Your task:
Take the entries below and print all of them exactly, please.
-- START Data records --
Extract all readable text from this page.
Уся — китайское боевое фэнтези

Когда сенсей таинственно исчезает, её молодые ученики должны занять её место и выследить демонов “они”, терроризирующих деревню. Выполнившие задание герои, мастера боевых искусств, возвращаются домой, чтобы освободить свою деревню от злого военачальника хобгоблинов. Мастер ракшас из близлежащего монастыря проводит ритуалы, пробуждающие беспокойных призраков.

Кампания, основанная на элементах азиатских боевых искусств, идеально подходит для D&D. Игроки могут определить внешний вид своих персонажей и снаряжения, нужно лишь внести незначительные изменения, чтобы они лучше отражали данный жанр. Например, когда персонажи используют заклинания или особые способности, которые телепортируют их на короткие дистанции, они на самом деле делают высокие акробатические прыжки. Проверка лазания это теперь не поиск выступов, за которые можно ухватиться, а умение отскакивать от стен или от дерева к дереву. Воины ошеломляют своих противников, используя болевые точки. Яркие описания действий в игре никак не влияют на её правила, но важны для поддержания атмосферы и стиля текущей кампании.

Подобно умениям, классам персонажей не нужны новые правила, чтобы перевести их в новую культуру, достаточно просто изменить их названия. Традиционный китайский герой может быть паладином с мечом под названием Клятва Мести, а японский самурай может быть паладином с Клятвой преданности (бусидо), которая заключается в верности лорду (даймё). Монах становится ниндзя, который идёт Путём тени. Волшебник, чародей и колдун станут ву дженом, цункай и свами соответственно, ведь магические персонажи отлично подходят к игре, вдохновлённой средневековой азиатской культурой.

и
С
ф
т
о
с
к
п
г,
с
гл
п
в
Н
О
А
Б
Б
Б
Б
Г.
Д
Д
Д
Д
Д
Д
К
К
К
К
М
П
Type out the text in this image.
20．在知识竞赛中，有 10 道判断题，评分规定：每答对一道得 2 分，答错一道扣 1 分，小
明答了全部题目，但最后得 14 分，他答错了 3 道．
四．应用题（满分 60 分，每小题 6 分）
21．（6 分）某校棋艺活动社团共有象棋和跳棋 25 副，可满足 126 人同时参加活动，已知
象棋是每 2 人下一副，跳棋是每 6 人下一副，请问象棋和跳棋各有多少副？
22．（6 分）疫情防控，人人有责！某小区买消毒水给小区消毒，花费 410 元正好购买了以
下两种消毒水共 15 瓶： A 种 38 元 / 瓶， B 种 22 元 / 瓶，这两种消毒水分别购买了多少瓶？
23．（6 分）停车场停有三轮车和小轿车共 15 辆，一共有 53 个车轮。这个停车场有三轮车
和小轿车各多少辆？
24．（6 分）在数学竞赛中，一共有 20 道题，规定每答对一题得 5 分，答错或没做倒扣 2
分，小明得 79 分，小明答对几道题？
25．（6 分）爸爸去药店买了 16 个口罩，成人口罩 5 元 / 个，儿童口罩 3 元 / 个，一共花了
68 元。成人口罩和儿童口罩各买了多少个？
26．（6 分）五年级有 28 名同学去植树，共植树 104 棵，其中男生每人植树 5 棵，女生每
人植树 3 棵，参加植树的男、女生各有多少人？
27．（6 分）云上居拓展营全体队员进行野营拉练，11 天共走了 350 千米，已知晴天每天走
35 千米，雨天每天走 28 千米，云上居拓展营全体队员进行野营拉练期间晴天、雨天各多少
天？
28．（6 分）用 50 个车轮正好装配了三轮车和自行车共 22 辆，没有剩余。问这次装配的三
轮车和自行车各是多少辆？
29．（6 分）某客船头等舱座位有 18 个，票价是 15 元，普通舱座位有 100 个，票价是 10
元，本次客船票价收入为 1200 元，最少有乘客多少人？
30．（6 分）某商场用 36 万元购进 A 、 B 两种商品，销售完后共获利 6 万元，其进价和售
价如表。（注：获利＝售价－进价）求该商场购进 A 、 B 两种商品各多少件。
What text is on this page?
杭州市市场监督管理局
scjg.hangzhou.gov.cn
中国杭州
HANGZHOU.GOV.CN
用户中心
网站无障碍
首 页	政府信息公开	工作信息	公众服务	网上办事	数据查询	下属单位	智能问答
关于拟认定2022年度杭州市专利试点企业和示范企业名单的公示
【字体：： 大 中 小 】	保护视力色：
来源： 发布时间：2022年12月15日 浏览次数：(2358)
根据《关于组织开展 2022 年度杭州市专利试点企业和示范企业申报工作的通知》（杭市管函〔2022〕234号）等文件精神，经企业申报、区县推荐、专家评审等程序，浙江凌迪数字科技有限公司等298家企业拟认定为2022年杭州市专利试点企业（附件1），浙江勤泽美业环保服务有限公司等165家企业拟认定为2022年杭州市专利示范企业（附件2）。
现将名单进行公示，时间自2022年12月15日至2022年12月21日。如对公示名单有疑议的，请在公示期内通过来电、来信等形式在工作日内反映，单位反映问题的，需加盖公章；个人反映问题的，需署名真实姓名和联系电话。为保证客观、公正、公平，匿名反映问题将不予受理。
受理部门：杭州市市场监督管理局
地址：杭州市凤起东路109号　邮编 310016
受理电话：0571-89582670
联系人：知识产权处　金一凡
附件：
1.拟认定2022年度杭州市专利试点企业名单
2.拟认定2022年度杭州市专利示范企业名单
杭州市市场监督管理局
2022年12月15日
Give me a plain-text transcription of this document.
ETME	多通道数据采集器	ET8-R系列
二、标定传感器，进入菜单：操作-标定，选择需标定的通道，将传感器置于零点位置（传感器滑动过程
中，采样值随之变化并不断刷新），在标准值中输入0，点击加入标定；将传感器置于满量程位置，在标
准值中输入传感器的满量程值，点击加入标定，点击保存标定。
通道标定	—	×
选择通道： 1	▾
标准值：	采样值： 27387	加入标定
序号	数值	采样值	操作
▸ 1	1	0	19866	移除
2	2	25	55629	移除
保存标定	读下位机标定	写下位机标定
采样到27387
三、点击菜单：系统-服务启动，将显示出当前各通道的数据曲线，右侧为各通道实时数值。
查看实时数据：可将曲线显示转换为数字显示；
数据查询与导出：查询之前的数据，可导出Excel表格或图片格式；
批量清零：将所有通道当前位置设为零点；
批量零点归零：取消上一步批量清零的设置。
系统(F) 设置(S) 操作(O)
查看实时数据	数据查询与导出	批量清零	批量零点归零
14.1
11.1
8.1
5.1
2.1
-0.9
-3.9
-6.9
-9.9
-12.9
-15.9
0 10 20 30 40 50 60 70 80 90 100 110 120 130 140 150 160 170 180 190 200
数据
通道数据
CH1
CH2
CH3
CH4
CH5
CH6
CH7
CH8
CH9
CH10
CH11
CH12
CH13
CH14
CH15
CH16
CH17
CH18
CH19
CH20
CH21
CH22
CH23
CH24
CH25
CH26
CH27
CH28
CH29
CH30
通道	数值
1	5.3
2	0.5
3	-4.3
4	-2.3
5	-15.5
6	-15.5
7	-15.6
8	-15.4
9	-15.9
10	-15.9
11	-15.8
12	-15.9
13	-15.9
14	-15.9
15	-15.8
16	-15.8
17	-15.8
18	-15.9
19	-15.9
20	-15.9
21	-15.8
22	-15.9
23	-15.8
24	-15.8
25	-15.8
-- END Data records --
Output of the task:
Extract all readable text from this page.
Уся — китайское боевое фэнтези

Когда сенсей таинственно исчезает, её молодые ученики должны занять её место и выследить демонов “они”, терроризирующих деревню. Выполнившие задание герои, мастера боевых искусств, возвращаются домой, чтобы освободить свою деревню от злого военачальника хобгоблинов. Мастер ракшас из близлежащего монастыря проводит ритуалы, пробуждающие беспокойных призраков.

Кампания, основанная на элементах азиатских боевых искусств, идеально подходит для D&D. Игроки могут определить внешний вид своих персонажей и снаряжения, нужно лишь внести незначительные изменения, чтобы они лучше отражали данный жанр. Например, когда персонажи используют заклинания или особые способности, которые телепортируют их на короткие дистанции, они на самом деле делают высокие акробатические прыжки. Проверка лазания это теперь не поиск выступов, за которые можно ухватиться, а умение отскакивать от стен или от дерева к дереву. Воины ошеломляют своих противников, используя болевые точки. Яркие описания действий в игре никак не влияют на её правила, но важны для поддержания атмосферы и стиля текущей кампании.

Подобно умениям, классам персонажей не нужны новые правила, чтобы перевести их в новую культуру, достаточно просто изменить их названия. Традиционный китайский герой может быть паладином с мечом под названием Клятва Мести, а японский самурай может быть паладином с Клятвой преданности (бусидо), которая заключается в верности лорду (даймё). Монах становится ниндзя, который идёт Путём тени. Волшебник, чародей и колдун станут ву дженом, цункай и свами соответственно, ведь магические персонажи отлично подходят к игре, вдохновлённой средневековой азиатской культурой.

и
С
ф
т
о
с
к
п
г,
с
гл
п
в
Н
О
А
Б
Б
Б
Б
Г.
Д
Д
Д
Д
Д
Д
К
К
К
К
М
П
Type out the text in this image.
20．在知识竞赛中，有 10 道判断题，评分规定：每答对一道得 2 分，答错一道扣 1 分，小
明答了全部题目，但最后得 14 分，他答错了 3 道．
四．应用题（满分 60 分，每小题 6 分）
21．（6 分）某校棋艺活动社团共有象棋和跳棋 25 副，可满足 126 人同时参加活动，已知
象棋是每 2 人下一副，跳棋是每 6 人下一副，请问象棋和跳棋各有多少副？
22．（6 分）疫情防控，人人有责！某小区买消毒水给小区消毒，花费 410 元正好购买了以
下两种消毒水共 15 瓶： A 种 38 元 / 瓶， B 种 22 元 / 瓶，这两种消毒水分别购买了多少瓶？
23．（6 分）停车场停有三轮车和小轿车共 15 辆，一共有 53 个车轮。这个停车场有三轮车
和小轿车各多少辆？
24．（6 分）在数学竞赛中，一共有 20 道题，规定每答对一题得 5 分，答错或没做倒扣 2
分，小明得 79 分，小明答对几道题？
25．（6 分）爸爸去药店买了 16 个口罩，成人口罩 5 元 / 个，儿童口罩 3 元 / 个，一共花了
68 元。成人口罩和儿童口罩各买了多少个？
26．（6 分）五年级有 28 名同学去植树，共植树 104 棵，其中男生每人植树 5 棵，女生每
人植树 3 棵，参加植树的男、女生各有多少人？
27．（6 分）云上居拓展营全体队员进行野营拉练，11 天共走了 350 千米，已知晴天每天走
35 千米，雨天每天走 28 千米，云上居拓展营全体队员进行野营拉练期间晴天、雨天各多少
天？
28．（6 分）用 50 个车轮正好装配了三轮车和自行车共 22 辆，没有剩余。问这次装配的三
轮车和自行车各是多少辆？
29．（6 分）某客船头等舱座位有 18 个，票价是 15 元，普通舱座位有 100 个，票价是 10
元，本次客船票价收入为 1200 元，最少有乘客多少人？
30．（6 分）某商场用 36 万元购进 A 、 B 两种商品，销售完后共获利 6 万元，其进价和售
价如表。（注：获利＝售价－进价）求该商场购进 A 、 B 两种商品各多少件。
What text is on this page?
杭州市市场监督管理局
scjg.hangzhou.gov.cn
中国杭州
HANGZHOU.GOV.CN
用户中心
网站无障碍
首 页	政府信息公开	工作信息	公众服务	网上办事	数据查询	下属单位	智能问答
关于拟认定2022年度杭州市专利试点企业和示范企业名单的公示
【字体：： 大 中 小 】	保护视力色：
来源： 发布时间：2022年12月15日 浏览次数：(2358)
根据《关于组织开展 2022 年度杭州市专利试点企业和示范企业申报工作的通知》（杭市管函〔2022〕234号）等文件精神，经企业申报、区县推荐、专家评审等程序，浙江凌迪数字科技有限公司等298家企业拟认定为2022年杭州市专利试点企业（附件1），浙江勤泽美业环保服务有限公司等165家企业拟认定为2022年杭州市专利示范企业（附件2）。
现将名单进行公示，时间自2022年12月15日至2022年12月21日。如对公示名单有疑议的，请在公示期内通过来电、来信等形式在工作日内反映，单位反映问题的，需加盖公章；个人反映问题的，需署名真实姓名和联系电话。为保证客观、公正、公平，匿名反映问题将不予受理。
受理部门：杭州市市场监督管理局
地址：杭州市凤起东路109号　邮编 310016
受理电话：0571-89582670
联系人：知识产权处　金一凡
附件：
1.拟认定2022年度杭州市专利试点企业名单
2.拟认定2022年度杭州市专利示范企业名单
杭州市市场监督管理局
2022年12月15日
Give me a plain-text transcription of this document.
ETME	多通道数据采集器	ET8-R系列
二、标定传感器，进入菜单：操作-标定，选择需标定的通道，将传感器置于零点位置（传感器滑动过程
中，采样值随之变化并不断刷新），在标准值中输入0，点击加入标定；将传感器置于满量程位置，在标
准值中输入传感器的满量程值，点击加入标定，点击保存标定。
通道标定	—	×
选择通道： 1	▾
标准值：	采样值： 27387	加入标定
序号	数值	采样值	操作
▸ 1	1	0	19866	移除
2	2	25	55629	移除
保存标定	读下位机标定	写下位机标定
采样到27387
三、点击菜单：系统-服务启动，将显示出当前各通道的数据曲线，右侧为各通道实时数值。
查看实时数据：可将曲线显示转换为数字显示；
数据查询与导出：查询之前的数据，可导出Excel表格或图片格式；
批量清零：将所有通道当前位置设为零点；
批量零点归零：取消上一步批量清零的设置。
系统(F) 设置(S) 操作(O)
查看实时数据	数据查询与导出	批量清零	批量零点归零
14.1
11.1
8.1
5.1
2.1
-0.9
-3.9
-6.9
-9.9
-12.9
-15.9
0 10 20 30 40 50 60 70 80 90 100 110 120 130 140 150 160 170 180 190 200
数据
通道数据
CH1
CH2
CH3
CH4
CH5
CH6
CH7
CH8
CH9
CH10
CH11
CH12
CH13
CH14
CH15
CH16
CH17
CH18
CH19
CH20
CH21
CH22
CH23
CH24
CH25
CH26
CH27
CH28
CH29
CH30
通道	数值
1	5.3
2	0.5
3	-4.3
4	-2.3
5	-15.5
6	-15.5
7	-15.6
8	-15.4
9	-15.9
10	-15.9
11	-15.8
12	-15.9
13	-15.9
14	-15.9
15	-15.8
16	-15.8
17	-15.8
18	-15.9
19	-15.9
20	-15.9
21	-15.8
22	-15.9
23	-15.8
24	-15.8
25	-15.8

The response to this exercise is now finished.